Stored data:
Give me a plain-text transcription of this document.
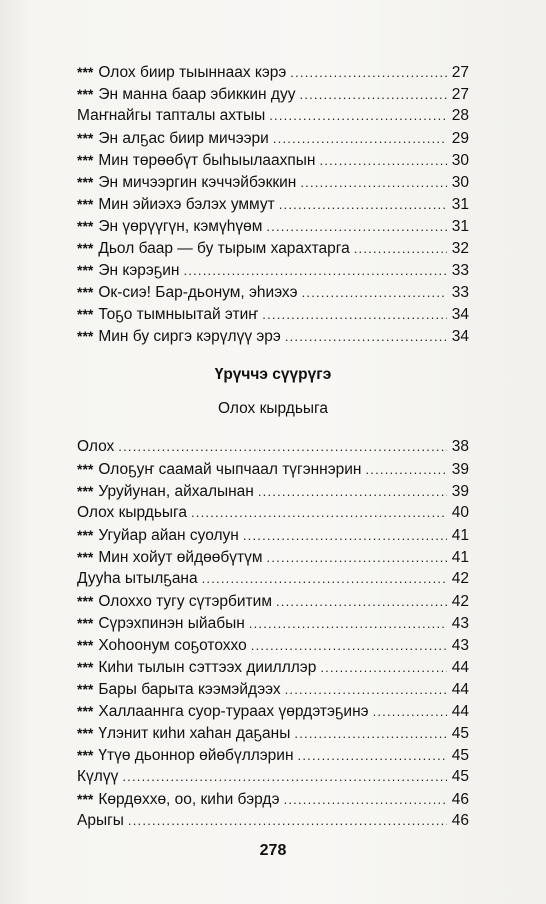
*** Олох биир тыыннаах кэрэ .....	27
*** Эн манна баар эбиккин дуу .....	27
Маҥнайгы тапталы ахтыы .....	28
*** Эн алҕас биир мичээри .....	29
*** Мин төрөөбүт быһыылаахпын .....	30
*** Эн мичээргин кэччэйбэккин .....	30
*** Мин эйиэхэ бэлэх уммут .....	31
*** Эн үөрүүгүн, кэмүһүөм .....	31
*** Дьол баар — бу тырым харахтарга .....	32
*** Эн кэрэҕин .....	33
*** Ок-сиэ! Бар-дьонум, эһиэхэ .....	33
*** Тоҕо тымныытай этиҥ .....	34
*** Мин бу сиргэ кэрүлүү эрэ .....	34
Үрүччэ сүүрүгэ
Олох кырдьыга
Олох .....	38
*** Олоҕуҥ саамай чыпчаал түгэннэрин .....	39
*** Уруйунан, айхалынан .....	39
Олох кырдьыга .....	40
*** Угуйар айан суолун .....	41
*** Мин хойут өйдөөбүтүм .....	41
Дууһа ытылҕана .....	42
*** Олоххо тугу сүтэрбитим .....	42
*** Сүрэхпинэн ыйабын .....	43
*** Хоһоонум соҕотоххо .....	43
*** Киһи тылын сэттээх диилллэр .....	44
*** Бары барыта кээмэйдээх .....	44
*** Халлааннга суор-тураах үөрдэтэҕинэ .....	44
*** Үлэнит киһи хаһан даҕаны .....	45
*** Үтүө дьоннор өйөбүллэрин .....	45
Күлүү .....	45
*** Көрдөххө, оо, киһи бэрдэ .....	46
Арыгы .....	46
278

**Task statement**. Every entry must be written out exactly, with all pictures left out.

**Answer to this task**.
Give me a plain-text transcription of this document.
*** Олох биир тыыннаах кэрэ .....	27
*** Эн манна баар эбиккин дуу .....	27
Маҥнайгы тапталы ахтыы .....	28
*** Эн алҕас биир мичээри .....	29
*** Мин төрөөбүт быһыылаахпын .....	30
*** Эн мичээргин кэччэйбэккин .....	30
*** Мин эйиэхэ бэлэх уммут .....	31
*** Эн үөрүүгүн, кэмүһүөм .....	31
*** Дьол баар — бу тырым харахтарга .....	32
*** Эн кэрэҕин .....	33
*** Ок-сиэ! Бар-дьонум, эһиэхэ .....	33
*** Тоҕо тымныытай этиҥ .....	34
*** Мин бу сиргэ кэрүлүү эрэ .....	34
Үрүччэ сүүрүгэ
Олох кырдьыга
Олох .....	38
*** Олоҕуҥ саамай чыпчаал түгэннэрин .....	39
*** Уруйунан, айхалынан .....	39
Олох кырдьыга .....	40
*** Угуйар айан суолун .....	41
*** Мин хойут өйдөөбүтүм .....	41
Дууһа ытылҕана .....	42
*** Олоххо тугу сүтэрбитим .....	42
*** Сүрэхпинэн ыйабын .....	43
*** Хоһоонум соҕотоххо .....	43
*** Киһи тылын сэттээх диилллэр .....	44
*** Бары барыта кээмэйдээх .....	44
*** Халлааннга суор-тураах үөрдэтэҕинэ .....	44
*** Үлэнит киһи хаһан даҕаны .....	45
*** Үтүө дьоннор өйөбүллэрин .....	45
Күлүү .....	45
*** Көрдөххө, оо, киһи бэрдэ .....	46
Арыгы .....	46
278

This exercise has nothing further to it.